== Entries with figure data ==
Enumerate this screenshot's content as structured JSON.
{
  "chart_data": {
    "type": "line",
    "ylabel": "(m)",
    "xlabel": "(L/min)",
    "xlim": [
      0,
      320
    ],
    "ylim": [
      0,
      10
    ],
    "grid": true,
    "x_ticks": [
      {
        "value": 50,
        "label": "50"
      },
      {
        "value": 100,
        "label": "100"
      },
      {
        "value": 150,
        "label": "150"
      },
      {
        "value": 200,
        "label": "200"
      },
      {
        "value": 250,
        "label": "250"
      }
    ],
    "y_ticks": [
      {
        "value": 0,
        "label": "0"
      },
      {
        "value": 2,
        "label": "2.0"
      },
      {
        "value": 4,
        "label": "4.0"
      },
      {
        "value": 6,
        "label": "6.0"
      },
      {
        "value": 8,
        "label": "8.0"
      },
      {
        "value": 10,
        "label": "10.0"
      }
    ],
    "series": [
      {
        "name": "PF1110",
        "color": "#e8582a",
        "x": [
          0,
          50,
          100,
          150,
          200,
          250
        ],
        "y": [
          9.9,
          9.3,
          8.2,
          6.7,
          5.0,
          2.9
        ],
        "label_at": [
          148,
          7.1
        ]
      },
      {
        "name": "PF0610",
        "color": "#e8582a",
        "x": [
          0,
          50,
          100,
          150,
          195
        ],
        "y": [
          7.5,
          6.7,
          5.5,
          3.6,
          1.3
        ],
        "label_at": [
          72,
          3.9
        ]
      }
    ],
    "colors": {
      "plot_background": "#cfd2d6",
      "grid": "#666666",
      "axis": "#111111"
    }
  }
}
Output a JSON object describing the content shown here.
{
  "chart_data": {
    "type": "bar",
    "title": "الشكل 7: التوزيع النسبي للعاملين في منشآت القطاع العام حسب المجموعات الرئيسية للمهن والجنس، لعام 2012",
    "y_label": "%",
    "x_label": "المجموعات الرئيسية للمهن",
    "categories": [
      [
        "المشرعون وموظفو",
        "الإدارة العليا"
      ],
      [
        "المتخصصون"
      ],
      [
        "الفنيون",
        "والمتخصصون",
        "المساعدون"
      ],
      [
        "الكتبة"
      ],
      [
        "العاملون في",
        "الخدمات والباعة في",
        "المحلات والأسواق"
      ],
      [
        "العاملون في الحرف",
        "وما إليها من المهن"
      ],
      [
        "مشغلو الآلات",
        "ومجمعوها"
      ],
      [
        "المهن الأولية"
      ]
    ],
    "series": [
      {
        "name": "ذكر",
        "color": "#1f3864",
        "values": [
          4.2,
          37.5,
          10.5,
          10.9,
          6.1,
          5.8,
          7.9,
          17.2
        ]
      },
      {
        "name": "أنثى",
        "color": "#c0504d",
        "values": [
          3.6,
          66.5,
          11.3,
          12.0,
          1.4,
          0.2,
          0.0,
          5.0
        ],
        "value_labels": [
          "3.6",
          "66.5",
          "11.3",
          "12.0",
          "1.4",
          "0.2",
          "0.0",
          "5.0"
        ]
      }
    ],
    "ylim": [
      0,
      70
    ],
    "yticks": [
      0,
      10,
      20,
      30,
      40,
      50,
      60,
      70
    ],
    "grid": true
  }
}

== Direction ==
Write down the number of lines where the word "للمهن" appears, and nothing further.

== Result ==
2